→ **What this task involves**: Examine the records and identify each line that includes the string "replaced". Copy those lines.

* begin Listed records *

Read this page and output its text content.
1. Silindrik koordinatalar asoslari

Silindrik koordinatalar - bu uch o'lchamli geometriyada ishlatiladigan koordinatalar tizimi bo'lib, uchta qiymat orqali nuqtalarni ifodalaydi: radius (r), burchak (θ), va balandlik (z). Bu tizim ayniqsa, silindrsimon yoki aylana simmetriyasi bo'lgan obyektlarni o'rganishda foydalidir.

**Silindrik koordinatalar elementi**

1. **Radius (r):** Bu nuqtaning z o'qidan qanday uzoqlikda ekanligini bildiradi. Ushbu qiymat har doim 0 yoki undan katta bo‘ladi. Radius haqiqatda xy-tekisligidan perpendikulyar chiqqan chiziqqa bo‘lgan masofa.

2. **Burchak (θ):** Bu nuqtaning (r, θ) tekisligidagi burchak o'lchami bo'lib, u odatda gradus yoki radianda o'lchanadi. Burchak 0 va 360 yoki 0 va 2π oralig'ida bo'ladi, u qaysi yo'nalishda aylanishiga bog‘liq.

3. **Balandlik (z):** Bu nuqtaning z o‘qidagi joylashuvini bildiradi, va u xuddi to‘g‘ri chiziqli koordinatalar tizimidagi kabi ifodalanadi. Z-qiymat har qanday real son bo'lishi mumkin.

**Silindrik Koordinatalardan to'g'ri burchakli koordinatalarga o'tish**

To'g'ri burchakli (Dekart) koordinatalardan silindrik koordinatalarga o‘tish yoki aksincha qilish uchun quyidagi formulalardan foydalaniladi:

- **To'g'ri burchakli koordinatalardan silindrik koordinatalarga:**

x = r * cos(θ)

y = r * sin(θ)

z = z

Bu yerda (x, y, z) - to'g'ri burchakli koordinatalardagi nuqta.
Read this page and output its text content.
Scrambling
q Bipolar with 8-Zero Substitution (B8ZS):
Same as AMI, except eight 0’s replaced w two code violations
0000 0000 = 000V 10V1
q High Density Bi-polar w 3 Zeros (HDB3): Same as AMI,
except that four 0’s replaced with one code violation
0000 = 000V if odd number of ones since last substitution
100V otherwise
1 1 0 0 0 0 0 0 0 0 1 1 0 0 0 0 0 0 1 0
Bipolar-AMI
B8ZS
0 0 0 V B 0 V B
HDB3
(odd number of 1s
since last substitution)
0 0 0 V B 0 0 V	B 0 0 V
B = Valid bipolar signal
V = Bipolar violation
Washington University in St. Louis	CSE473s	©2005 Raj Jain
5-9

* end Listed records *

→ **Written solution**:
Same as AMI, except eight 0’s replaced w two code violations
except that four 0’s replaced with one code violation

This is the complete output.